Given exercise - Can you reproduce every line of the records below with "x-axis numbers" renamed to "x-axis tick labels" and everything else kept the same?

Records shown -
start

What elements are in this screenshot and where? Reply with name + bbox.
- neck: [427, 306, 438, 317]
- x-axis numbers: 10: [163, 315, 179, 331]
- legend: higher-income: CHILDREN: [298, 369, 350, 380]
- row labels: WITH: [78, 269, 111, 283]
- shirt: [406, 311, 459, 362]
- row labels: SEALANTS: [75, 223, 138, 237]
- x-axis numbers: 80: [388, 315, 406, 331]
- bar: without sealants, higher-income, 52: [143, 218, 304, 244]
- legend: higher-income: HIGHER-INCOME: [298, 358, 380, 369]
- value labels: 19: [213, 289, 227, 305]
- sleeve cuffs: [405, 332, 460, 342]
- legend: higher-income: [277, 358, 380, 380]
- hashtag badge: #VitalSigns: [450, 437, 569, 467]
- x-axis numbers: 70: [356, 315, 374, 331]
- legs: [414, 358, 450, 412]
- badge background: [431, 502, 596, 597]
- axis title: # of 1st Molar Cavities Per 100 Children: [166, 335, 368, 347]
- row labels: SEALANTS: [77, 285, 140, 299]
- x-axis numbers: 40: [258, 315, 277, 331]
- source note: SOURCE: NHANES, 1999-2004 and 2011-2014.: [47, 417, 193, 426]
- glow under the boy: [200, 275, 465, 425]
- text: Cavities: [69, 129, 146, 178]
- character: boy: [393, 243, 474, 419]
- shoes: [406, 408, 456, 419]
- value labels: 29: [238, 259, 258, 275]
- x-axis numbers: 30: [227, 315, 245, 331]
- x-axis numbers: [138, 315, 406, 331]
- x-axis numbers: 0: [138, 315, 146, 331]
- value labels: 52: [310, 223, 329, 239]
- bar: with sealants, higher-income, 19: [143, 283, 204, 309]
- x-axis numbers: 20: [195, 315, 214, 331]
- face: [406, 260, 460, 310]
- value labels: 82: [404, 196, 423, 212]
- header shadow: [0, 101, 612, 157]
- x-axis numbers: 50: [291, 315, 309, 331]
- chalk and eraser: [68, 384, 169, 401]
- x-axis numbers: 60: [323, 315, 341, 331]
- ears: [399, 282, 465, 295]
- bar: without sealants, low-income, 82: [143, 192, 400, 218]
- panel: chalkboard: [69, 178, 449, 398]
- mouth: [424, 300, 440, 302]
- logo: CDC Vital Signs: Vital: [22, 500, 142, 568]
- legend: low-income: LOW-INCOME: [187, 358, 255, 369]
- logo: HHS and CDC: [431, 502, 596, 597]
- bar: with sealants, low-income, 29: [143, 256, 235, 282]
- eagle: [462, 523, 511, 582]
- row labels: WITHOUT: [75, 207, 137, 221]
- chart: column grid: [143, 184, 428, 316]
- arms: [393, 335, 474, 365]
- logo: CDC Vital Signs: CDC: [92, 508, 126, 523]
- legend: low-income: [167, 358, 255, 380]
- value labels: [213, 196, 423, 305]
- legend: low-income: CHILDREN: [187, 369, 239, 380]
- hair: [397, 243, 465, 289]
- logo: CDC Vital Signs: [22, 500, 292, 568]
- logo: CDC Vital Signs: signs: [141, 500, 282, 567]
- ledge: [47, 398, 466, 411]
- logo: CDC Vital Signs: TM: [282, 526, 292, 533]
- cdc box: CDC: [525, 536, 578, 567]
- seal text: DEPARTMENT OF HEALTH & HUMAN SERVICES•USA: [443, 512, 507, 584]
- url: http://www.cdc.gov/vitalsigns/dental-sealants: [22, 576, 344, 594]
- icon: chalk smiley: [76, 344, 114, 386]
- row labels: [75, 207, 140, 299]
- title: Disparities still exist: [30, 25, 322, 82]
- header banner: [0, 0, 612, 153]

end

Task response -
What elements are in this screenshot and where? Reply with name + bbox.
- neck: [427, 306, 438, 317]
- x-axis tick labels: 10: [163, 315, 179, 331]
- legend: higher-income: CHILDREN: [298, 369, 350, 380]
- row labels: WITH: [78, 269, 111, 283]
- shirt: [406, 311, 459, 362]
- row labels: SEALANTS: [75, 223, 138, 237]
- x-axis tick labels: 80: [388, 315, 406, 331]
- bar: without sealants, higher-income, 52: [143, 218, 304, 244]
- legend: higher-income: HIGHER-INCOME: [298, 358, 380, 369]
- value labels: 19: [213, 289, 227, 305]
- sleeve cuffs: [405, 332, 460, 342]
- legend: higher-income: [277, 358, 380, 380]
- hashtag badge: #VitalSigns: [450, 437, 569, 467]
- x-axis tick labels: 70: [356, 315, 374, 331]
- legs: [414, 358, 450, 412]
- badge background: [431, 502, 596, 597]
- axis title: # of 1st Molar Cavities Per 100 Children: [166, 335, 368, 347]
- row labels: SEALANTS: [77, 285, 140, 299]
- x-axis tick labels: 40: [258, 315, 277, 331]
- source note: SOURCE: NHANES, 1999-2004 and 2011-2014.: [47, 417, 193, 426]
- glow under the boy: [200, 275, 465, 425]
- text: Cavities: [69, 129, 146, 178]
- character: boy: [393, 243, 474, 419]
- shoes: [406, 408, 456, 419]
- value labels: 29: [238, 259, 258, 275]
- x-axis tick labels: 30: [227, 315, 245, 331]
- x-axis tick labels: [138, 315, 406, 331]
- x-axis tick labels: 0: [138, 315, 146, 331]
- value labels: 52: [310, 223, 329, 239]
- bar: with sealants, higher-income, 19: [143, 283, 204, 309]
- x-axis tick labels: 20: [195, 315, 214, 331]
- face: [406, 260, 460, 310]
- value labels: 82: [404, 196, 423, 212]
- header shadow: [0, 101, 612, 157]
- x-axis tick labels: 50: [291, 315, 309, 331]
- chalk and eraser: [68, 384, 169, 401]
- x-axis tick labels: 60: [323, 315, 341, 331]
- ears: [399, 282, 465, 295]
- bar: without sealants, low-income, 82: [143, 192, 400, 218]
- panel: chalkboard: [69, 178, 449, 398]
- mouth: [424, 300, 440, 302]
- logo: CDC Vital Signs: Vital: [22, 500, 142, 568]
- legend: low-income: LOW-INCOME: [187, 358, 255, 369]
- logo: HHS and CDC: [431, 502, 596, 597]
- bar: with sealants, low-income, 29: [143, 256, 235, 282]
- eagle: [462, 523, 511, 582]
- row labels: WITHOUT: [75, 207, 137, 221]
- chart: column grid: [143, 184, 428, 316]
- arms: [393, 335, 474, 365]
- logo: CDC Vital Signs: CDC: [92, 508, 126, 523]
- legend: low-income: [167, 358, 255, 380]
- value labels: [213, 196, 423, 305]
- legend: low-income: CHILDREN: [187, 369, 239, 380]
- hair: [397, 243, 465, 289]
- logo: CDC Vital Signs: [22, 500, 292, 568]
- logo: CDC Vital Signs: signs: [141, 500, 282, 567]
- ledge: [47, 398, 466, 411]
- logo: CDC Vital Signs: TM: [282, 526, 292, 533]
- cdc box: CDC: [525, 536, 578, 567]
- seal text: DEPARTMENT OF HEALTH & HUMAN SERVICES•USA: [443, 512, 507, 584]
- url: http://www.cdc.gov/vitalsigns/dental-sealants: [22, 576, 344, 594]
- icon: chalk smiley: [76, 344, 114, 386]
- row labels: [75, 207, 140, 299]
- title: Disparities still exist: [30, 25, 322, 82]
- header banner: [0, 0, 612, 153]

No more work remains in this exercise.